DATA SHOWN:

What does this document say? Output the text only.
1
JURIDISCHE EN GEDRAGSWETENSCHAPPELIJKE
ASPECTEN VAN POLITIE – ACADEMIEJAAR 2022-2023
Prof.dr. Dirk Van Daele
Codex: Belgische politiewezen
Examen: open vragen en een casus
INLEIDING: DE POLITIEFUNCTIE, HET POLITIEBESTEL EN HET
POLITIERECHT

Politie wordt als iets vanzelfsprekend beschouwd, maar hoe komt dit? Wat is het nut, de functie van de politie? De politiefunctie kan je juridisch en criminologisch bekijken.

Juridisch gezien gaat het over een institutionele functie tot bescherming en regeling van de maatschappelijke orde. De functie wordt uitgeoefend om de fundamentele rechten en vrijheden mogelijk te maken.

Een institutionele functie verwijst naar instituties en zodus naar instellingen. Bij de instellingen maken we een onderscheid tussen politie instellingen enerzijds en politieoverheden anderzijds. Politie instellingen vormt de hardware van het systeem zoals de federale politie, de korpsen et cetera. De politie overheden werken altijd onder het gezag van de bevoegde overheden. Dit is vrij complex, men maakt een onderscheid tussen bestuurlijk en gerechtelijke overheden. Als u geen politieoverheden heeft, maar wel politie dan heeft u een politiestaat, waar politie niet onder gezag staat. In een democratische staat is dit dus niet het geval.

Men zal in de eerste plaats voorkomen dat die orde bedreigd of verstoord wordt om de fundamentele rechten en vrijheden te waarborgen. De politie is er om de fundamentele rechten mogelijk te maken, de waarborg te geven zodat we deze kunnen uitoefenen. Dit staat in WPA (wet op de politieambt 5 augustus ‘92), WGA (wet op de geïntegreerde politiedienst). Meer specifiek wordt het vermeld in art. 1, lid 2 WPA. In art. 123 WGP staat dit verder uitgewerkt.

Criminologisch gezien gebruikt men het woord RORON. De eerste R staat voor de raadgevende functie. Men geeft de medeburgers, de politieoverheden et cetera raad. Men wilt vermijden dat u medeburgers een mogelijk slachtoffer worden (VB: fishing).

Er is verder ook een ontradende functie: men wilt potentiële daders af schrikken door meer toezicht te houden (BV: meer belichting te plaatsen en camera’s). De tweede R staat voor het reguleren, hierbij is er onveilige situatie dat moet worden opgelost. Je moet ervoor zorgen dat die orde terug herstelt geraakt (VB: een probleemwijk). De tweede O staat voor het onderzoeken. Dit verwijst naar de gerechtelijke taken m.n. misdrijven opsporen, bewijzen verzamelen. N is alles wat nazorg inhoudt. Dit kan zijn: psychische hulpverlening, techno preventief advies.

GIVEN INSTRUCTION:
Report the number of lines of the listing above that hold the string "gezien", with no other text.

SOLUTION:
2